What you will do: Sort through the data and copy the lines holding the word "React".

Records supplied:
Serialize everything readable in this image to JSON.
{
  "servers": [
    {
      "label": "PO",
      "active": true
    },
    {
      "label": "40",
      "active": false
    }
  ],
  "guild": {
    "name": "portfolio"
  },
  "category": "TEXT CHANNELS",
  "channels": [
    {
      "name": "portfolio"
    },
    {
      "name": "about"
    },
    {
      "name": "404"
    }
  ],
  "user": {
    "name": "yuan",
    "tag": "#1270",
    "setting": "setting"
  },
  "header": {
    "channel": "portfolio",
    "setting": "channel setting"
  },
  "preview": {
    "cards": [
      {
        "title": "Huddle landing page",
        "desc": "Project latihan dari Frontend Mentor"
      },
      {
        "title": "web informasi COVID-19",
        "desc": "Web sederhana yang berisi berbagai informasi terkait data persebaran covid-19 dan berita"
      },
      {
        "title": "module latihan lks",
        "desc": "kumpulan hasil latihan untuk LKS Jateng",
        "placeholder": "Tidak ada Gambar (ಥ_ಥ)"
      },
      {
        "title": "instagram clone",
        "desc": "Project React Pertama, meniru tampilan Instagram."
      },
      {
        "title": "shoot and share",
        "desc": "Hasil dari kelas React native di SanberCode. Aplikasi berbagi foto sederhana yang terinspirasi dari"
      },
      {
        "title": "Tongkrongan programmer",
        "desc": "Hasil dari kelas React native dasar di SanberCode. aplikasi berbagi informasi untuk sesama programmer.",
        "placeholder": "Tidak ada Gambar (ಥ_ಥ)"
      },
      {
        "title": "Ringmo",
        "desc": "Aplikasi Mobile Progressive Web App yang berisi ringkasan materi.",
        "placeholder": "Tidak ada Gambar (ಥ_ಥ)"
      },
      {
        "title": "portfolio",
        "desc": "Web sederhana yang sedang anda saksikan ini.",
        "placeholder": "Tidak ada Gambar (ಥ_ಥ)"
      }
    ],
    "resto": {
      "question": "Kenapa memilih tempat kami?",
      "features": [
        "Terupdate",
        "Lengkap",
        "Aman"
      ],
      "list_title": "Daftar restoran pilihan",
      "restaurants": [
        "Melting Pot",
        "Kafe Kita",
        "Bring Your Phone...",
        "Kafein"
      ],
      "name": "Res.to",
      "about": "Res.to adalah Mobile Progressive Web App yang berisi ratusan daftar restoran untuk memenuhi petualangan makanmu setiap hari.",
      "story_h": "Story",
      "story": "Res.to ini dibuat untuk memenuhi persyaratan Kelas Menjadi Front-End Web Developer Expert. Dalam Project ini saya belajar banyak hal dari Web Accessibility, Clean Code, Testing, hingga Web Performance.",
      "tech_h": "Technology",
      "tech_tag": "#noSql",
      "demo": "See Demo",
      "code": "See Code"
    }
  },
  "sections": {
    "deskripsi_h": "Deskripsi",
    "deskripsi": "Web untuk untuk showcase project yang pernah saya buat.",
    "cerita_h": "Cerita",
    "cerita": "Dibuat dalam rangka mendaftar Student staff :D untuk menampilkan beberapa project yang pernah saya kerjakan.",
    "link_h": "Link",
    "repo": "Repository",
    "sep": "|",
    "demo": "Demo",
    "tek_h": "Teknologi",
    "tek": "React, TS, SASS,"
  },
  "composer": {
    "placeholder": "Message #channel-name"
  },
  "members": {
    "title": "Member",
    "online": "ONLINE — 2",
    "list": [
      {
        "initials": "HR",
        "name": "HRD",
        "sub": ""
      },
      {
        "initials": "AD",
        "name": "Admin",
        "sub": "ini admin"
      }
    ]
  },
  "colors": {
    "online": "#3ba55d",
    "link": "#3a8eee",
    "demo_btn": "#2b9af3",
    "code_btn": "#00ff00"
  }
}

==

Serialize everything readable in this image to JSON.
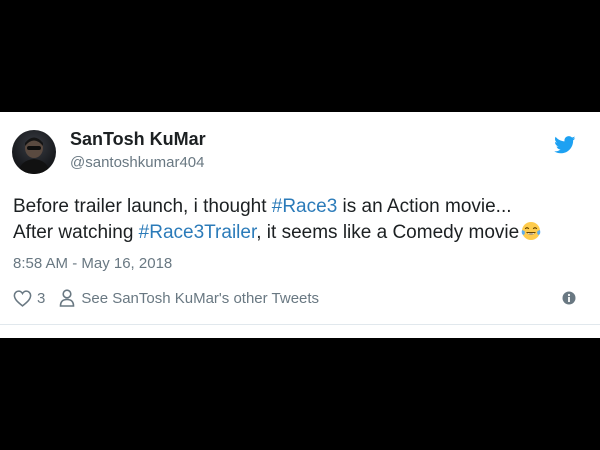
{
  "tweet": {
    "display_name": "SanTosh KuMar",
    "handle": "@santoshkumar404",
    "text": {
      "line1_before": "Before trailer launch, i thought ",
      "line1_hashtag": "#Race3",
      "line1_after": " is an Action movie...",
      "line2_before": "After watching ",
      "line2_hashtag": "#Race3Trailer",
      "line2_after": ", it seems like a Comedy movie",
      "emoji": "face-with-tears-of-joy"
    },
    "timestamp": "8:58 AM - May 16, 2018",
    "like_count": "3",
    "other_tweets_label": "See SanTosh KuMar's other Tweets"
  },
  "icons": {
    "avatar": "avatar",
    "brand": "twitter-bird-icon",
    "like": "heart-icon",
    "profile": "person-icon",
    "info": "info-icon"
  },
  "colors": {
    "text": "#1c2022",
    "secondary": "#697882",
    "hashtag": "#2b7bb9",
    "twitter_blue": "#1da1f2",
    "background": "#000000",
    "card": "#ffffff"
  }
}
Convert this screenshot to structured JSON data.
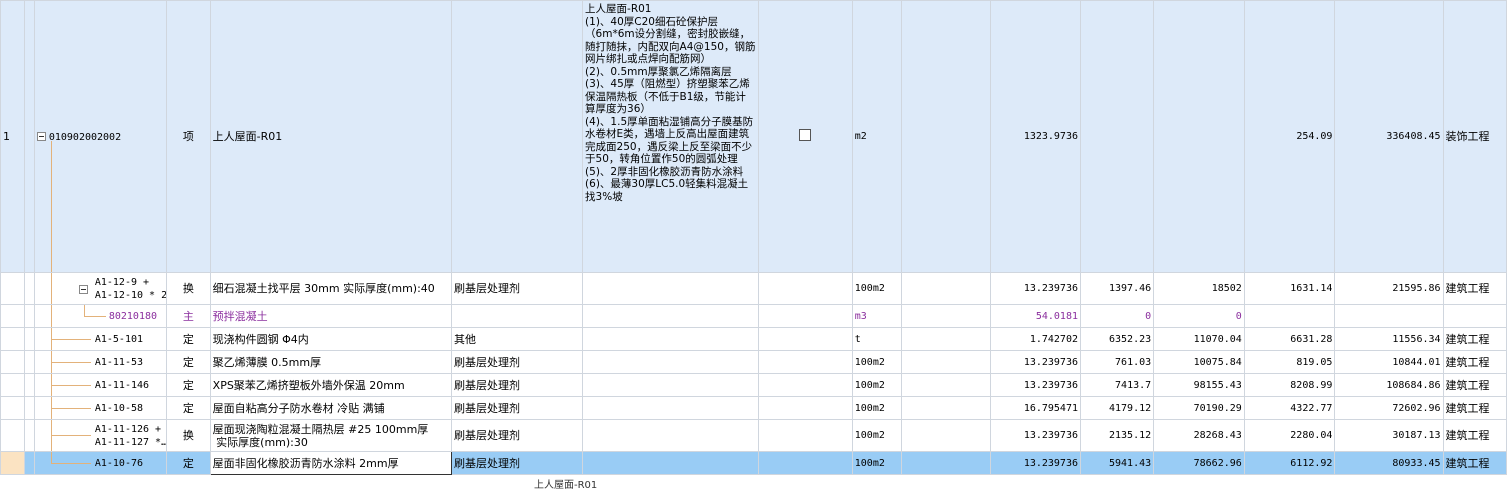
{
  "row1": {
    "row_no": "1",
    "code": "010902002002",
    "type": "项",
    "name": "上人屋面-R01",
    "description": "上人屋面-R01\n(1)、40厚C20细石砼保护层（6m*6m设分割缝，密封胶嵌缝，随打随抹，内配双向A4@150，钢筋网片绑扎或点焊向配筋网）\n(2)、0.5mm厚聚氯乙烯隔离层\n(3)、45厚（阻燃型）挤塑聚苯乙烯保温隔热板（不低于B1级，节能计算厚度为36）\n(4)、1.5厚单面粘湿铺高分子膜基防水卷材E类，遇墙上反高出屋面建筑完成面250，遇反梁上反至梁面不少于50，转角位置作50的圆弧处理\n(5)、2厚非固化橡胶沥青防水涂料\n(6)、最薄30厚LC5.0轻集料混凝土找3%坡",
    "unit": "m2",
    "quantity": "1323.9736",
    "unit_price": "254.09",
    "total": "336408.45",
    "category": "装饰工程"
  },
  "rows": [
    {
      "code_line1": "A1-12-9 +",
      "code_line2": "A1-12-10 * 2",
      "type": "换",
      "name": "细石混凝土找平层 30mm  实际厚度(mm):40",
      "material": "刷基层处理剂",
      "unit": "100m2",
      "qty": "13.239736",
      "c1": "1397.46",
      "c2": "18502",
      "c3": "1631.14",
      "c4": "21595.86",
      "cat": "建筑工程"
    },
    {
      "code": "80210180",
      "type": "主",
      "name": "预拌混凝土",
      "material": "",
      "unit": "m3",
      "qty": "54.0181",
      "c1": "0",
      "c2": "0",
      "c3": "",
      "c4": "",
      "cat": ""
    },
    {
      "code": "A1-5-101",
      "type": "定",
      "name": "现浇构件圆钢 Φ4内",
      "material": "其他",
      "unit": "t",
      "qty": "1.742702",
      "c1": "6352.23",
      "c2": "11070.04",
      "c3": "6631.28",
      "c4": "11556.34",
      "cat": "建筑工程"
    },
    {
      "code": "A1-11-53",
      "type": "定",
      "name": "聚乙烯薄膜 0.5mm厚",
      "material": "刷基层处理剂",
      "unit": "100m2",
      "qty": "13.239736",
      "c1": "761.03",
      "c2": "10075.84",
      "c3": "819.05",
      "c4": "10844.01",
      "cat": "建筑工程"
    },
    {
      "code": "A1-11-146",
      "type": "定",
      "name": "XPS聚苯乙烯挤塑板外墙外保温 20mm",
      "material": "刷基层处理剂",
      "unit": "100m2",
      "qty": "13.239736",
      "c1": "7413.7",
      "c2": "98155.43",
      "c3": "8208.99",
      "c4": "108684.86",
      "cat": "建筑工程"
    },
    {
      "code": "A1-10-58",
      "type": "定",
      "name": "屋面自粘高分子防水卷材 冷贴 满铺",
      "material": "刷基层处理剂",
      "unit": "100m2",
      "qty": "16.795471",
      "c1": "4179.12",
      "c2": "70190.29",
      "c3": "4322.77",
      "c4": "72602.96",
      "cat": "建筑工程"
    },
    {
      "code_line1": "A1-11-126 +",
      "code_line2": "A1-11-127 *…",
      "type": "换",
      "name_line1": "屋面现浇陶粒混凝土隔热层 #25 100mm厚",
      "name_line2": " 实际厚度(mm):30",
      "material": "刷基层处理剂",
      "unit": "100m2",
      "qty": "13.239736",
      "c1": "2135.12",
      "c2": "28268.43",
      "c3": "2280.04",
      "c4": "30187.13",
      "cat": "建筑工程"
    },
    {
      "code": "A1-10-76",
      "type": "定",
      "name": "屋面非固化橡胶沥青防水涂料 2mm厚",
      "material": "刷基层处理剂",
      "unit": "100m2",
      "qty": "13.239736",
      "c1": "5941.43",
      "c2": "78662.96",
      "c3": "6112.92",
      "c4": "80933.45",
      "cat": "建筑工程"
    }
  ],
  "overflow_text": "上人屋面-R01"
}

Final result:
        "desc": "Project React Pertama, meniru tampilan Instagram."
        "desc": "Hasil dari kelas React native di SanberCode. Aplikasi berbagi foto sederhana yang terinspirasi dari"
        "desc": "Hasil dari kelas React native dasar di SanberCode. aplikasi berbagi informasi untuk sesama programmer.",
    "tek": "React, TS, SASS,"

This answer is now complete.